═════ DATA LINES
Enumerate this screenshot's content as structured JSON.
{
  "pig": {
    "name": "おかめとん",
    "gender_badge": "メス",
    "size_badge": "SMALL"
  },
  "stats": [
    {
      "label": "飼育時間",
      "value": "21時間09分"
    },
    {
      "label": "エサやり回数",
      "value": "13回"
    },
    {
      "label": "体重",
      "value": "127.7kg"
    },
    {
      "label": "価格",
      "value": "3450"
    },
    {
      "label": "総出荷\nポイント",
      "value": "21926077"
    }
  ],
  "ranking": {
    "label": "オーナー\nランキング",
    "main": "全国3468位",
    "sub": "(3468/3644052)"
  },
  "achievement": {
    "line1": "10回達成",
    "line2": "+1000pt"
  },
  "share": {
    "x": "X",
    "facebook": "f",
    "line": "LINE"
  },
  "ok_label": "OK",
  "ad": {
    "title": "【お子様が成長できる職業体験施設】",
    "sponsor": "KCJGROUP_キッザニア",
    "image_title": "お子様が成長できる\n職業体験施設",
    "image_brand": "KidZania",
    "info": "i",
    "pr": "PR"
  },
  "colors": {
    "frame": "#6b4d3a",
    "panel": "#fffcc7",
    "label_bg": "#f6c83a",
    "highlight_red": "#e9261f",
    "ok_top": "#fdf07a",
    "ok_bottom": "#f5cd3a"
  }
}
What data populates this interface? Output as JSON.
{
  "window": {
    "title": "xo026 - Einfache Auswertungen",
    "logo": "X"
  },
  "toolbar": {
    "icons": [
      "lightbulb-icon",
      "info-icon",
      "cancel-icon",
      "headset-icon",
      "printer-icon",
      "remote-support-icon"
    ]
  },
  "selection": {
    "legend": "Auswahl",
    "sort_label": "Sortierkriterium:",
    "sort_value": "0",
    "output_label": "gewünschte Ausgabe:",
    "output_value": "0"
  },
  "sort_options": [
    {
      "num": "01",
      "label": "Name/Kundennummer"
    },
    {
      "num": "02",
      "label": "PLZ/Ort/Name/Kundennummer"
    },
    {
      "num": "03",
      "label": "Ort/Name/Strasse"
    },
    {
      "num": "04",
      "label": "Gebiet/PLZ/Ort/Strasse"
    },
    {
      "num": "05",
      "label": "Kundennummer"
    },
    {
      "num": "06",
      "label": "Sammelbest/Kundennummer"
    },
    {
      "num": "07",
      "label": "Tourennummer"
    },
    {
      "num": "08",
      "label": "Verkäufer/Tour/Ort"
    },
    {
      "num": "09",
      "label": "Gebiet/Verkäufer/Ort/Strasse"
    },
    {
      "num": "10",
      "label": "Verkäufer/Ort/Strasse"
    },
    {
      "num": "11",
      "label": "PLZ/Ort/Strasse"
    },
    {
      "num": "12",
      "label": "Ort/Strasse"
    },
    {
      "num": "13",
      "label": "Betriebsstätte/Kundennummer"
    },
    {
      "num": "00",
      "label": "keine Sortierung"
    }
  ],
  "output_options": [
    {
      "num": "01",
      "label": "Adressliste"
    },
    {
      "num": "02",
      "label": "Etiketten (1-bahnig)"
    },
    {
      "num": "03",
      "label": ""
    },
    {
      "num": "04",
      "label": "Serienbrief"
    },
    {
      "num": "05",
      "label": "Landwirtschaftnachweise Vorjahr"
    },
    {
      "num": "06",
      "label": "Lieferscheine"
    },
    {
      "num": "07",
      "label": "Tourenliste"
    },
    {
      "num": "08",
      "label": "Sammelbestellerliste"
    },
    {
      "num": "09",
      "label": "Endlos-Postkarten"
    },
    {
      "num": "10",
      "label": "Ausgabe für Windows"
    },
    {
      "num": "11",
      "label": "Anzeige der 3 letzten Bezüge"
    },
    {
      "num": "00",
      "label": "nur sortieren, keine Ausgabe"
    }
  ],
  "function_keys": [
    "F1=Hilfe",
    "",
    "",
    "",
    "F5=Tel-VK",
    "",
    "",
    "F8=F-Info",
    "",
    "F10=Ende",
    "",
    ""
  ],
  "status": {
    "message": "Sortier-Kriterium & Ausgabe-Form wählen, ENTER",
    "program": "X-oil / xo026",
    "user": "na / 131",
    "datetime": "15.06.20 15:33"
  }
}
══════════
* _STATED PROBLEM_
Find each line holding "Gebiet". Copy it out.

* _WORKED SOLUTION_
      "label": "Gebiet/PLZ/Ort/Strasse"
      "label": "Gebiet/Verkäufer/Ort/Strasse"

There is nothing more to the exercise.